- **STATED TASK**:
Could you copy out, word for word, the part of the data that opens with the line containing "close-icon[interactable]: ✕ —" and closes with the line containing "tree-item-label: sda — [30, 95, 44, 104]", both of those lines included?

- **MATERIAL FOR THE TASK**:
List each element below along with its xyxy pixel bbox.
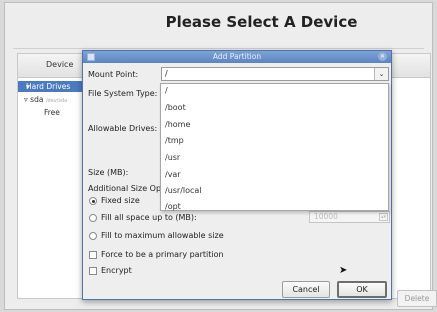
close-icon[interactable]: ✕ — [378, 52, 387, 61]
device-column-label: Device — [46, 60, 74, 69]
mount-point-value[interactable]: / — [165, 69, 168, 78]
additional-size-options-label: Additional Size Op — [88, 184, 162, 193]
mouse-cursor-icon: ➤ — [339, 265, 348, 276]
tree-item-sda[interactable]: ▿ sda /dev/sda — [24, 95, 67, 104]
tree-item-label: sda — [30, 95, 44, 104]
mount-point-option[interactable]: / — [165, 86, 168, 95]
fixed-size-label: Fixed size — [101, 196, 140, 205]
expander-icon[interactable]: ▿ — [24, 95, 28, 104]
fill-up-to-radio[interactable] — [89, 214, 97, 222]
delete-button[interactable]: Delete — [397, 290, 437, 307]
tree-item-free[interactable]: Free — [44, 108, 60, 117]
spin-arrows-icon[interactable]: ▴▾ — [379, 213, 388, 221]
fixed-size-radio[interactable] — [89, 197, 97, 205]
mount-point-option[interactable]: /tmp — [165, 136, 184, 145]
mount-point-dropdown: / /boot /home /tmp /usr /var /usr/local … — [160, 83, 389, 211]
chevron-down-icon[interactable]: ⌄ — [374, 68, 388, 80]
mount-point-option[interactable]: /usr — [165, 153, 180, 162]
title-divider — [13, 48, 424, 49]
fill-max-label: Fill to maximum allowable size — [101, 231, 224, 240]
fill-up-to-label: Fill all space up to (MB): — [101, 213, 197, 222]
mount-point-option[interactable]: /var — [165, 170, 181, 179]
allowable-drives-label: Allowable Drives: — [88, 124, 158, 133]
file-system-type-label: File System Type: — [88, 89, 158, 98]
size-label: Size (MB): — [88, 168, 129, 177]
tree-item-label: Hard Drives — [26, 82, 71, 91]
dialog-title: Add Partition — [212, 52, 262, 61]
mount-point-combo[interactable]: / ⌄ — [161, 67, 389, 81]
fill-up-to-value[interactable]: 10000 — [314, 212, 338, 221]
encrypt-checkbox[interactable] — [89, 267, 97, 275]
cancel-button[interactable]: Cancel — [282, 281, 330, 298]
ok-button[interactable]: OK — [337, 281, 387, 298]
add-partition-dialog: Add Partition ✕ Mount Point: / ⌄ File Sy… — [82, 50, 392, 300]
primary-partition-checkbox[interactable] — [89, 251, 97, 259]
fill-max-radio[interactable] — [89, 232, 97, 240]
mount-point-option[interactable]: /usr/local — [165, 186, 202, 195]
mount-point-option[interactable]: /boot — [165, 103, 186, 112]
fill-up-to-spinbox[interactable]: 10000 ▴▾ — [309, 211, 390, 223]
mount-point-option[interactable]: /opt — [165, 202, 181, 211]
tree-item-hard-drives[interactable]: ▾ Hard Drives — [18, 81, 88, 92]
encrypt-label: Encrypt — [101, 266, 132, 275]
page-title: Please Select A Device — [165, 13, 358, 31]
mount-point-option[interactable]: /home — [165, 120, 190, 129]
dialog-titlebar[interactable]: Add Partition ✕ — [83, 51, 391, 63]
primary-partition-label: Force to be a primary partition — [101, 250, 224, 259]
tree-item-sublabel: /dev/sda — [45, 98, 68, 104]
mount-point-label: Mount Point: — [88, 70, 139, 79]
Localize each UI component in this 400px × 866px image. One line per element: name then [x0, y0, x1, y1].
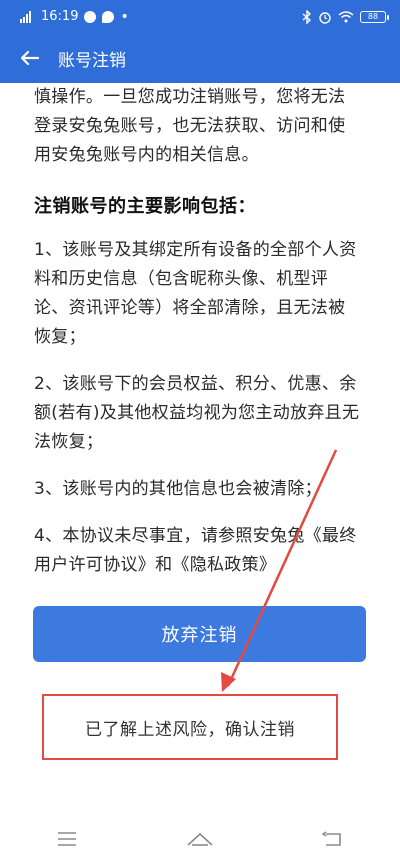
- impact-item-3: 3、该账号内的其他信息也会被清除；: [34, 475, 374, 504]
- item-line: 1、该账号及其绑定所有设备的全部个人资: [34, 240, 357, 260]
- intro-paragraph: 慎操作。一旦您成功注销账号，您将无法 登录安兔兔账号，也无法获取、访问和使 用安…: [34, 83, 374, 170]
- item-line: 2、该账号下的会员权益、积分、优惠、余: [34, 374, 357, 394]
- page-title: 账号注销: [58, 50, 126, 71]
- section-title: 注销账号的主要影响包括：: [34, 196, 256, 217]
- item-line: 额(若有)及其他权益均视为您主动放弃且无: [34, 403, 360, 423]
- notification-icon: [84, 10, 97, 23]
- item-line: 用户许可协议》和《隐私政策》: [34, 555, 277, 575]
- item-line: 论、资讯评论等）将全部清除，且无法被: [34, 298, 346, 318]
- app-header: 账号注销: [0, 33, 400, 83]
- impact-item-1: 1、该账号及其绑定所有设备的全部个人资 料和历史信息（包含昵称头像、机型评 论、…: [34, 236, 374, 352]
- menu-nav-button[interactable]: [37, 819, 97, 859]
- agreement-content: 慎操作。一旦您成功注销账号，您将无法 登录安兔兔账号，也无法获取、访问和使 用安…: [0, 83, 400, 598]
- status-right: 88: [302, 9, 389, 24]
- item-line: 4、本协议未尽事宜，请参照安兔兔《最终: [34, 526, 357, 546]
- alarm-icon: [319, 11, 331, 24]
- system-nav-bar: [0, 812, 400, 866]
- impact-item-4: 4、本协议未尽事宜，请参照安兔兔《最终 用户许可协议》和《隐私政策》: [34, 522, 374, 580]
- home-nav-button[interactable]: [170, 819, 230, 859]
- abandon-cancellation-button[interactable]: 放弃注销: [33, 606, 366, 662]
- impact-item-2: 2、该账号下的会员权益、积分、优惠、余 额(若有)及其他权益均视为您主动放弃且无…: [34, 370, 374, 457]
- status-left: 16:19 •: [20, 9, 129, 25]
- battery-icon: 88: [360, 10, 389, 23]
- back-button[interactable]: [0, 33, 60, 83]
- intro-line: 登录安兔兔账号，也无法获取、访问和使: [34, 116, 346, 136]
- battery-level: 88: [367, 12, 379, 21]
- menu-icon: [57, 832, 76, 846]
- intro-line: 慎操作。一旦您成功注销账号，您将无法: [34, 87, 346, 107]
- signal-icon: [20, 10, 31, 23]
- back-arrow-icon: [20, 50, 40, 66]
- wifi-icon: [338, 10, 354, 22]
- back-nav-icon: [322, 831, 342, 846]
- bluetooth-icon: [302, 9, 312, 24]
- confirm-cancellation-button[interactable]: 已了解上述风险，确认注销: [42, 694, 338, 760]
- status-time: 16:19: [41, 9, 79, 24]
- status-bar: 16:19 • 88: [0, 0, 400, 33]
- item-line: 料和历史信息（包含昵称头像、机型评: [34, 269, 329, 289]
- item-line: 恢复；: [34, 327, 86, 347]
- back-nav-button[interactable]: [303, 819, 363, 859]
- home-icon: [187, 833, 213, 846]
- message-icon: [102, 10, 115, 23]
- item-line: 法恢复；: [34, 432, 104, 452]
- intro-line: 用安兔兔账号内的相关信息。: [34, 145, 259, 165]
- item-line: 3、该账号内的其他信息也会被清除；: [34, 479, 322, 499]
- more-dots-icon: •: [120, 8, 129, 25]
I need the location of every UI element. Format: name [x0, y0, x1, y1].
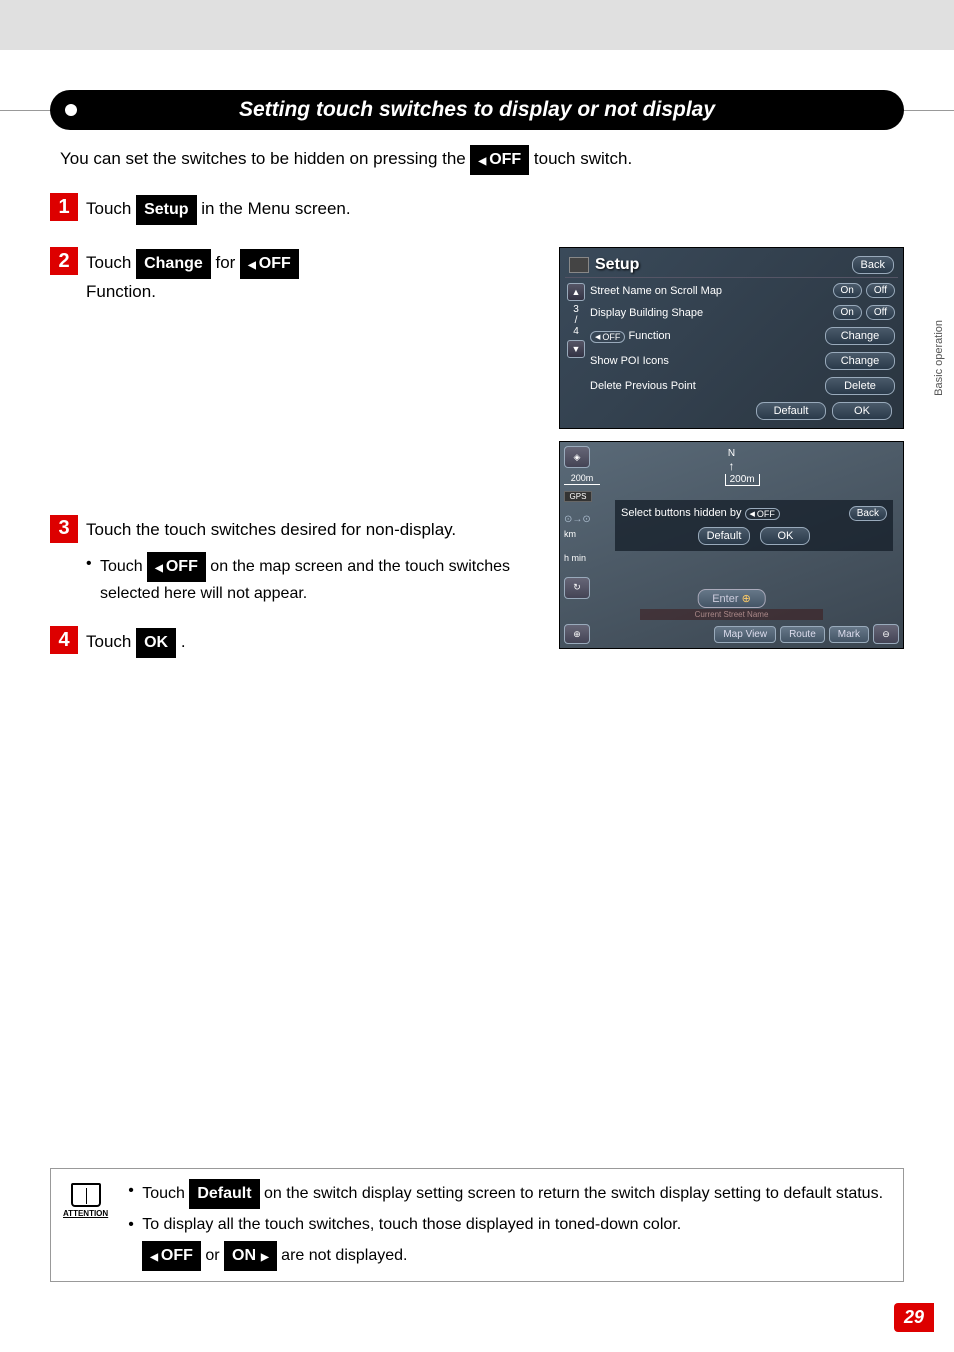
- setup-row: Delete Previous Point Delete: [587, 375, 898, 397]
- attention-icon: ATTENTION: [63, 1179, 108, 1218]
- on-button-inline: ON: [224, 1241, 277, 1271]
- back-button[interactable]: Back: [849, 506, 887, 521]
- off-pill-icon: OFF: [745, 508, 780, 520]
- off-button[interactable]: Off: [866, 283, 895, 298]
- change-button-inline: Change: [136, 249, 211, 279]
- setup-button-inline: Setup: [136, 195, 196, 225]
- step-3: 3 Touch the touch switches desired for n…: [50, 515, 539, 607]
- on-button[interactable]: On: [833, 283, 862, 298]
- off-pill-icon: OFF: [590, 331, 625, 343]
- step-4: 4 Touch OK .: [50, 626, 539, 658]
- step-number: 3: [50, 515, 78, 543]
- setup-title: Setup: [595, 256, 846, 274]
- hide-buttons-dialog: Select buttons hidden by OFF Back Defaul…: [615, 500, 893, 551]
- page-number: 29: [894, 1303, 934, 1332]
- off-button[interactable]: Off: [866, 305, 895, 320]
- page-indicator: 3 / 4: [573, 304, 579, 337]
- km-label: ⊙→⊙: [564, 514, 600, 525]
- step-number: 2: [50, 247, 78, 275]
- page-content: Basic operation Setting touch switches t…: [0, 50, 954, 1352]
- zoom-out-icon[interactable]: ⊖: [873, 624, 899, 644]
- off-button-inline: OFF: [142, 1241, 201, 1271]
- back-button[interactable]: Back: [852, 256, 894, 274]
- compass-icon: N ↑: [728, 448, 735, 473]
- map-view-button[interactable]: Map View: [714, 626, 776, 643]
- attention-bullet-2: To display all the touch switches, touch…: [128, 1213, 891, 1237]
- scroll-down-button[interactable]: ▼: [567, 340, 585, 358]
- step-1: 1 Touch Setup in the Menu screen.: [50, 193, 904, 225]
- intro-text: You can set the switches to be hidden on…: [60, 145, 894, 175]
- hmin-label: h min: [564, 553, 600, 563]
- scale-indicator: 200m: [564, 474, 600, 485]
- step-2: 2 Touch Change for OFF Function.: [50, 247, 539, 305]
- on-button[interactable]: On: [833, 305, 862, 320]
- ok-button[interactable]: OK: [832, 402, 892, 420]
- ok-button[interactable]: OK: [760, 527, 810, 545]
- setup-row: Display Building Shape On Off: [587, 303, 898, 322]
- default-button-inline: Default: [189, 1179, 259, 1209]
- direction-icon[interactable]: ◈: [564, 446, 590, 468]
- intro-after: touch switch.: [534, 149, 632, 168]
- intro-before: You can set the switches to be hidden on…: [60, 149, 470, 168]
- step-number: 1: [50, 193, 78, 221]
- scroll-up-button[interactable]: ▲: [567, 283, 585, 301]
- book-icon: [71, 1183, 101, 1207]
- attention-bullet-1: Touch Default on the switch display sett…: [128, 1179, 891, 1209]
- current-street-label: Current Street Name: [640, 609, 823, 620]
- scale-center: 200m: [725, 474, 760, 486]
- setup-row: Street Name on Scroll Map On Off: [587, 281, 898, 300]
- refresh-icon[interactable]: ↻: [564, 577, 590, 599]
- default-button[interactable]: Default: [756, 402, 826, 420]
- default-button[interactable]: Default: [698, 527, 751, 545]
- mark-button[interactable]: Mark: [829, 626, 869, 643]
- gps-indicator: GPS: [564, 491, 592, 502]
- off-button-inline: OFF: [240, 249, 299, 279]
- step-3-bullet: Touch OFF on the map screen and the touc…: [86, 552, 539, 606]
- attention-line-3: OFF or ON are not displayed.: [128, 1241, 891, 1271]
- section-title-bar: Setting touch switches to display or not…: [50, 90, 904, 130]
- route-button[interactable]: Route: [780, 626, 825, 643]
- off-button-inline: OFF: [470, 145, 529, 175]
- map-screenshot: ◈ 200m GPS ⊙→⊙ km h min ↻ N ↑ 200m: [559, 441, 904, 649]
- off-button-inline: OFF: [147, 552, 206, 582]
- top-bar: [0, 0, 954, 50]
- enter-button[interactable]: Enter ⊕: [697, 589, 766, 608]
- change-button[interactable]: Change: [825, 352, 895, 370]
- attention-box: ATTENTION Touch Default on the switch di…: [50, 1168, 904, 1282]
- globe-icon[interactable]: ⊕: [564, 624, 590, 644]
- side-tab: Basic operation: [933, 320, 946, 396]
- ok-button-inline: OK: [136, 628, 176, 658]
- setup-row: OFF Function Change: [587, 325, 898, 347]
- section-title: Setting touch switches to display or not…: [80, 98, 874, 122]
- list-icon: [569, 257, 589, 273]
- step-text: Touch Setup in the Menu screen.: [86, 199, 351, 218]
- change-button[interactable]: Change: [825, 327, 895, 345]
- km-label: km: [564, 529, 600, 539]
- setup-row: Show POI Icons Change: [587, 350, 898, 372]
- setup-screenshot: Setup Back ▲ 3 / 4 ▼ Street Name on Scro…: [559, 247, 904, 429]
- step-number: 4: [50, 626, 78, 654]
- delete-button[interactable]: Delete: [825, 377, 895, 395]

- **TASK RESPONSE**:
close-icon[interactable]: ✕ — [378, 52, 387, 61]
device-column-label: Device — [46, 60, 74, 69]
mount-point-value[interactable]: / — [165, 69, 168, 78]
additional-size-options-label: Additional Size Op — [88, 184, 162, 193]
mouse-cursor-icon: ➤ — [339, 265, 348, 276]
tree-item-sda[interactable]: ▿ sda /dev/sda — [24, 95, 67, 104]
tree-item-label: sda — [30, 95, 44, 104]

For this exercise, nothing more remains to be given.